EXERCISE: Separate out the lines that hold "name".

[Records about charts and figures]
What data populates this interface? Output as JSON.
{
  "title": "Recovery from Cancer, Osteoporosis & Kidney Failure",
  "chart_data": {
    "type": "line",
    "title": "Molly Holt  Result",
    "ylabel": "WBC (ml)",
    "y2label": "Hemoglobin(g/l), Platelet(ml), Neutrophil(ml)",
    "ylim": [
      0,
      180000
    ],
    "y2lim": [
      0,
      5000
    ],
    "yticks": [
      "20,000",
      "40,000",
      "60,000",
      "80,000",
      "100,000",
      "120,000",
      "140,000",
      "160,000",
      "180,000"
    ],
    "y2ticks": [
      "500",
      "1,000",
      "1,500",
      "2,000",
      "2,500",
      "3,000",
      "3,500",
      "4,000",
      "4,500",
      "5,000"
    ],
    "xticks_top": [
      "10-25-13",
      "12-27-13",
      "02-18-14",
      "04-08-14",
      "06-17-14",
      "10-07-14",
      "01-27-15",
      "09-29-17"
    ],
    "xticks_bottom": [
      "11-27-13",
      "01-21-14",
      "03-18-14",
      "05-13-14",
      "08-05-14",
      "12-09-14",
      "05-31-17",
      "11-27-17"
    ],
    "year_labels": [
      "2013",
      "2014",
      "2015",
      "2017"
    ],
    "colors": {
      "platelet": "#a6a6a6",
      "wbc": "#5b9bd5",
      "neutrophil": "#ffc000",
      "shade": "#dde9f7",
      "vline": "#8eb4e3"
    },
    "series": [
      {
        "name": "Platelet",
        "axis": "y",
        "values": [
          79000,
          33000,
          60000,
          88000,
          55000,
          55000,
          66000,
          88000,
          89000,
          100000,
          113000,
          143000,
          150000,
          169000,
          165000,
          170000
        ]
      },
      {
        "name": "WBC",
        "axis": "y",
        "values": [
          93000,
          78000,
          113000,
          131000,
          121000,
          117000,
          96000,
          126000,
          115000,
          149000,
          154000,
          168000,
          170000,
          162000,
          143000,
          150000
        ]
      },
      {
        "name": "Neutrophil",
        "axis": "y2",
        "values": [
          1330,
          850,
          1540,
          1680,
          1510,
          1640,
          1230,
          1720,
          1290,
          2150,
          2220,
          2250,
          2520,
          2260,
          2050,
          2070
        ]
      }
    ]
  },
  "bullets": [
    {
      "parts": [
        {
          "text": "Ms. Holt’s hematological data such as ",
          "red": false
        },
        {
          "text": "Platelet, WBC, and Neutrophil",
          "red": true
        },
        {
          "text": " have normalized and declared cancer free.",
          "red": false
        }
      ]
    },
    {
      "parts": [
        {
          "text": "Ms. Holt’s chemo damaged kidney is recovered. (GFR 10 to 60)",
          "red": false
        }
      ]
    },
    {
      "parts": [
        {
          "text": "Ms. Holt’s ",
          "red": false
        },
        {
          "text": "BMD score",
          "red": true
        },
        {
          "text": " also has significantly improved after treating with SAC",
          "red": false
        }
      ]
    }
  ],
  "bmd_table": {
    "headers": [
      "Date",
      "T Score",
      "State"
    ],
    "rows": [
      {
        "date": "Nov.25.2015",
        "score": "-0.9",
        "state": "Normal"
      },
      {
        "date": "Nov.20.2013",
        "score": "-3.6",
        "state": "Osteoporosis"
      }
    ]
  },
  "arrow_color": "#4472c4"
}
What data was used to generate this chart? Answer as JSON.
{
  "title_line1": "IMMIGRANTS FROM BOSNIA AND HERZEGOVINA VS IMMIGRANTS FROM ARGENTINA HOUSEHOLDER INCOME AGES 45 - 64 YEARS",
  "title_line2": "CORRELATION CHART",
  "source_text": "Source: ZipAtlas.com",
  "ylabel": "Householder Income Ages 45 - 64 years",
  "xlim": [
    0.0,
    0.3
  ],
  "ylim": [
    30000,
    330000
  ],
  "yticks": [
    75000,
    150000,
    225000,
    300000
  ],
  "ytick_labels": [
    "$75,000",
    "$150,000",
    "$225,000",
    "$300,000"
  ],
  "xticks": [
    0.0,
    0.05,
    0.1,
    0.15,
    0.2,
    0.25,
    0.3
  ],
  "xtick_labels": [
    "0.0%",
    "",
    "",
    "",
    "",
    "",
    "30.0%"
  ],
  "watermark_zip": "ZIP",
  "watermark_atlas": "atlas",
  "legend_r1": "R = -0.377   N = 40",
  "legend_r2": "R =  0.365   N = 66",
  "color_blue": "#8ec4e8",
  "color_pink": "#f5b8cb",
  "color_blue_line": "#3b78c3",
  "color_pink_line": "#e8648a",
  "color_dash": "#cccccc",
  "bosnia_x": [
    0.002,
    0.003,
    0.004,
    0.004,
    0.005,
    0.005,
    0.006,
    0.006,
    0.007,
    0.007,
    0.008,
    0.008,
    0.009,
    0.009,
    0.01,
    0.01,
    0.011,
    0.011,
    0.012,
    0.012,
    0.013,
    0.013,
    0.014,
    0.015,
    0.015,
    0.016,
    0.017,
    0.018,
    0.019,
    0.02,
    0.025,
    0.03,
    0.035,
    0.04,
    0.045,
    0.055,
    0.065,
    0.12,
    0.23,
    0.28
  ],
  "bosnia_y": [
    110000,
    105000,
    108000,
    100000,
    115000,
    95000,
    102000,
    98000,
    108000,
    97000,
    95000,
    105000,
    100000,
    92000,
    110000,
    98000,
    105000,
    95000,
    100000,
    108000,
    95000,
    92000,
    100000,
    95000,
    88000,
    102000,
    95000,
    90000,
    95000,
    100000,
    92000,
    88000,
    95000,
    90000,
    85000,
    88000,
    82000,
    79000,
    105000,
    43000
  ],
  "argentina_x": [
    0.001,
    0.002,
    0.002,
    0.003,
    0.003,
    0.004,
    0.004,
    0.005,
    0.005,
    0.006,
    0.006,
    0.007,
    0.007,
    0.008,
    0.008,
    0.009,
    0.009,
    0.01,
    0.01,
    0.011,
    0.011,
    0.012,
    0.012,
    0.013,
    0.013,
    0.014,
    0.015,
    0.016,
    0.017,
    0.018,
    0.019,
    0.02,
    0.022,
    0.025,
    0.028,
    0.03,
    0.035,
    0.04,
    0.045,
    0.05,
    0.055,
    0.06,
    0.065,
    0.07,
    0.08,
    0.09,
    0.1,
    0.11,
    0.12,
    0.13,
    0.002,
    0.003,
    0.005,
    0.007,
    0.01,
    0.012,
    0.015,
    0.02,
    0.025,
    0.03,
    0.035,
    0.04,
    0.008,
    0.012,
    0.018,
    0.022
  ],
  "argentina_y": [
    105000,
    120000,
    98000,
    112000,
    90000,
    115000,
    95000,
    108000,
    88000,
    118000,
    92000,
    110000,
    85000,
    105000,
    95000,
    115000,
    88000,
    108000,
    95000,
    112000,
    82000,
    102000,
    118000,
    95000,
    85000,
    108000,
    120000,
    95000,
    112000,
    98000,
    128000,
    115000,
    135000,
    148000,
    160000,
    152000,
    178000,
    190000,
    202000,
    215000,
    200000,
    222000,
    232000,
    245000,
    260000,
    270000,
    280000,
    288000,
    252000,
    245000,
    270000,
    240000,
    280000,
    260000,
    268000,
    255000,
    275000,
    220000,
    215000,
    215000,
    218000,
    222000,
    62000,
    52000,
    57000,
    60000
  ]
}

PROBLEM SOLUTION:
        "name": "Platelet",
        "name": "WBC",
        "name": "Neutrophil",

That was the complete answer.